- [Records provided]:
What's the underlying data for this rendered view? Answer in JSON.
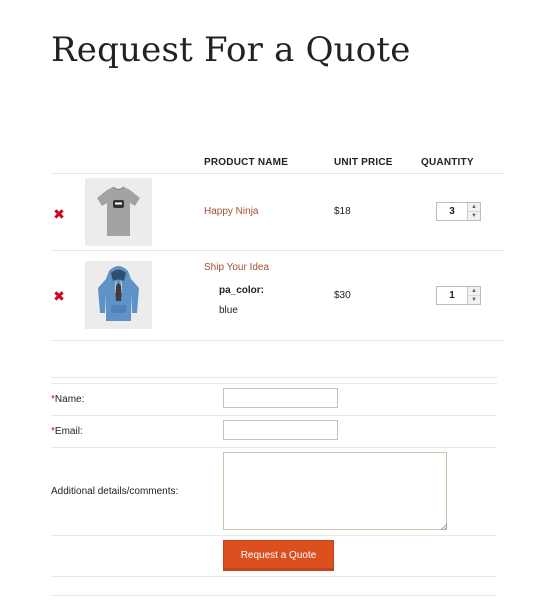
{
  "page": {
    "title": "Request For a Quote"
  },
  "colors": {
    "accent": "#dc4f1e",
    "product_link": "#a0522d",
    "remove": "#d0021b",
    "required": "#d0021b"
  },
  "cart": {
    "columns": {
      "product_name": "PRODUCT NAME",
      "unit_price": "UNIT PRICE",
      "quantity": "QUANTITY"
    },
    "items": [
      {
        "remove_icon": "remove-x-icon",
        "remove_glyph": "✖",
        "thumbnail": "gray-tshirt-ninja-image",
        "name": "Happy Ninja",
        "price": "$18",
        "quantity": "3"
      },
      {
        "remove_icon": "remove-x-icon",
        "remove_glyph": "✖",
        "thumbnail": "blue-hoodie-image",
        "name": "Ship Your Idea",
        "attribute_key": "pa_color:",
        "attribute_value": "blue",
        "price": "$30",
        "quantity": "1"
      }
    ],
    "stepper": {
      "up": "▲",
      "down": "▼"
    }
  },
  "form": {
    "required_mark": "*",
    "name_label": "Name:",
    "email_label": "Email:",
    "comments_label": "Additional details/comments:",
    "submit_label": "Request a Quote"
  }
}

- [Goal]: Using the data above, say how many lines include "Quote". No other reply is needed.

- [Written answer]: 2